A block of data:
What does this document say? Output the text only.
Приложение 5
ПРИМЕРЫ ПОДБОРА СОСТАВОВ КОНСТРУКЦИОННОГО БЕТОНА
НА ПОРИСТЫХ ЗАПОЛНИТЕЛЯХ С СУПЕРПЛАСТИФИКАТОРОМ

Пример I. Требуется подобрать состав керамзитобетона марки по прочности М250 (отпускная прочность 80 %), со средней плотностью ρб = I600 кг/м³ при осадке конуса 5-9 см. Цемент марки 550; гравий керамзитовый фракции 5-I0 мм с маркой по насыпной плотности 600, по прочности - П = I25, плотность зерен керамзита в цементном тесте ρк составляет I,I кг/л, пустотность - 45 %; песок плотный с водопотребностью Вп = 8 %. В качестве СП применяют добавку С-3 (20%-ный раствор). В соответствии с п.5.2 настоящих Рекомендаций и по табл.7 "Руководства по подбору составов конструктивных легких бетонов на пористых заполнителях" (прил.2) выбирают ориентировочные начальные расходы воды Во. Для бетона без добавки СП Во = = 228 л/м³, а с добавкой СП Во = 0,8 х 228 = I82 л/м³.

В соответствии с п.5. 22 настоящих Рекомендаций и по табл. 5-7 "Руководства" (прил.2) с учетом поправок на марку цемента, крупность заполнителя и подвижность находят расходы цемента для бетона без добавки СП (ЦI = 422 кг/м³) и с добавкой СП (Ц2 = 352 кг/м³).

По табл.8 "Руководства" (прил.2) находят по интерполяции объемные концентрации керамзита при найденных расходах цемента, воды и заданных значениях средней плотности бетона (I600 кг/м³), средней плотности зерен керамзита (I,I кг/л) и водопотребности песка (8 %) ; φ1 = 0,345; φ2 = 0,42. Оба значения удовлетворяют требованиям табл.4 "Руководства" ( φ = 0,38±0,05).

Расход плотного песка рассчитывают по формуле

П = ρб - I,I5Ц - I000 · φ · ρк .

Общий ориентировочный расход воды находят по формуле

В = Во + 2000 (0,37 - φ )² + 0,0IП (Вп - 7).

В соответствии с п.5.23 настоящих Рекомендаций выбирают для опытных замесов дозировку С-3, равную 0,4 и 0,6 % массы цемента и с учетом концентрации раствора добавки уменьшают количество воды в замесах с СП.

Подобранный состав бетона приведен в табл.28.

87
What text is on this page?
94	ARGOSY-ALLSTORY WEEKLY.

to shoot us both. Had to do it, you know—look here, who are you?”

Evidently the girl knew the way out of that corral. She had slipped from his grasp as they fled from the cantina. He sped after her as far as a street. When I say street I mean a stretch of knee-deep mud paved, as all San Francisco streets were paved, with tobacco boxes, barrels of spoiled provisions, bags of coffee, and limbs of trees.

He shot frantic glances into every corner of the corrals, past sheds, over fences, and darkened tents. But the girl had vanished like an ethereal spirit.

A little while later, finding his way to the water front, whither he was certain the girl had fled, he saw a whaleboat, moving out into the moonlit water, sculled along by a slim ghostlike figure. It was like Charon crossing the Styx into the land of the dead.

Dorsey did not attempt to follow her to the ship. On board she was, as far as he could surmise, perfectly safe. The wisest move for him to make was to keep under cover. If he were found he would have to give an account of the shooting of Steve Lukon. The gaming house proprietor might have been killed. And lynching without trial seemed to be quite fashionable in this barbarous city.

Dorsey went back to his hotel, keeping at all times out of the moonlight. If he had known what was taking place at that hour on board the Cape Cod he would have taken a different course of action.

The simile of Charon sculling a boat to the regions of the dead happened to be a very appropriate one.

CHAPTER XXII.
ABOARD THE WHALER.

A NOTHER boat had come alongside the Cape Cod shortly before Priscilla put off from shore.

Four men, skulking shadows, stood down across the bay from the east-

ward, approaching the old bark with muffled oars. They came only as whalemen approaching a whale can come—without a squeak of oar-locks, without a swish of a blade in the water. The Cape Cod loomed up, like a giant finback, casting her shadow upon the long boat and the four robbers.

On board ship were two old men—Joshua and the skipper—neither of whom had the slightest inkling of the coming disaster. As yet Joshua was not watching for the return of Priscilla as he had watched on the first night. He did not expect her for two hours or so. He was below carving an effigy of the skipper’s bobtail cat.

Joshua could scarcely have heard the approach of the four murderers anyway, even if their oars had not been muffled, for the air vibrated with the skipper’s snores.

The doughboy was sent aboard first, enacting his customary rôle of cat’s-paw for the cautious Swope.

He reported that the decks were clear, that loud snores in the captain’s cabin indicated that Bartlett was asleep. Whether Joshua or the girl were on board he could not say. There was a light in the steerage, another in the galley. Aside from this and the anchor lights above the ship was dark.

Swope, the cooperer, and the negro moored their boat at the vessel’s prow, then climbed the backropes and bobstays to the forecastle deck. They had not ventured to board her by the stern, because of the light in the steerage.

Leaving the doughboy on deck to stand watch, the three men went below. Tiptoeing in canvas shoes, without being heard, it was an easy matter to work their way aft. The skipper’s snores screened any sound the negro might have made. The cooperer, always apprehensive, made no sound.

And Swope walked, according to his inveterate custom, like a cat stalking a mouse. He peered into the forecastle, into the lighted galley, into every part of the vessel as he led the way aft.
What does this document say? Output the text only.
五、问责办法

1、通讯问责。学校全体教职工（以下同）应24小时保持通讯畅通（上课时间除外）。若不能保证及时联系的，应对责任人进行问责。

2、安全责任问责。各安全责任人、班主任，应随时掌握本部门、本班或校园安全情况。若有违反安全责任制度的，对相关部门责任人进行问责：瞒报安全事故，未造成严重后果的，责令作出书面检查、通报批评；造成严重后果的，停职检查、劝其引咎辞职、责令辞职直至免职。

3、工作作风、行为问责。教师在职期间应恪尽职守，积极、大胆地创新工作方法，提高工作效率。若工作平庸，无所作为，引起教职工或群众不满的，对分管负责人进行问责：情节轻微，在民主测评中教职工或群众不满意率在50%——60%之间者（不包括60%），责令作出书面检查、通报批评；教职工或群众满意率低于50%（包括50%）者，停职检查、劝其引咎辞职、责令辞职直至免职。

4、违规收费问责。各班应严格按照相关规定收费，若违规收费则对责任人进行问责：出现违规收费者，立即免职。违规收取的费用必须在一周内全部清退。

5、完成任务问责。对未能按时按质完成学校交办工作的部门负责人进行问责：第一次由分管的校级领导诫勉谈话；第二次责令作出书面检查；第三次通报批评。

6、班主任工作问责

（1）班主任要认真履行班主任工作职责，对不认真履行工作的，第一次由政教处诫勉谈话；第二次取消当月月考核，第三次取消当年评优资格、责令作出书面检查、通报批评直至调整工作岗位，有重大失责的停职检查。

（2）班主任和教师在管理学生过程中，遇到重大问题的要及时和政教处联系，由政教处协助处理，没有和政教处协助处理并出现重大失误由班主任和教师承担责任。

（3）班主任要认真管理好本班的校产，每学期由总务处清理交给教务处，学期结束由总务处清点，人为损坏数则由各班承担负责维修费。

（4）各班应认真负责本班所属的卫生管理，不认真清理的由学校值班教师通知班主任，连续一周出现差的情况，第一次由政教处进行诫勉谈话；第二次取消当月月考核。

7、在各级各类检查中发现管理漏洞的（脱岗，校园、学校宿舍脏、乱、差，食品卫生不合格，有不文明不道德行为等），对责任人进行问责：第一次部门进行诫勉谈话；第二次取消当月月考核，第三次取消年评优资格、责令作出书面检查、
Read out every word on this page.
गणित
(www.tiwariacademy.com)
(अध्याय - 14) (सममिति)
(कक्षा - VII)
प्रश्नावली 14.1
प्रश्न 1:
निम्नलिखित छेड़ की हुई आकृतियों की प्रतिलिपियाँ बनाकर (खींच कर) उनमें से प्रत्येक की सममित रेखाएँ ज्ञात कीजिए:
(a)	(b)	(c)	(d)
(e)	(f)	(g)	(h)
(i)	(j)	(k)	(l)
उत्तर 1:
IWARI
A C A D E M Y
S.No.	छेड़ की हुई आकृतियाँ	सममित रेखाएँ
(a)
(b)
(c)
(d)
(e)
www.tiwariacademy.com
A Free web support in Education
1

## Given request
Show all lines in the entries above where the word "come" appears.

## Answer to the task
A NOTHER boat had come alongside the Cape Cod shortly before Priscilla put off from shore.
ward, approaching the old bark with muffled oars. They came only as whalemen approaching a whale can come—without a squeak of oar-locks, without a swish of a blade in the water. The Cape Cod loomed up, like a giant finback, casting her shadow upon the long boat and the four robbers.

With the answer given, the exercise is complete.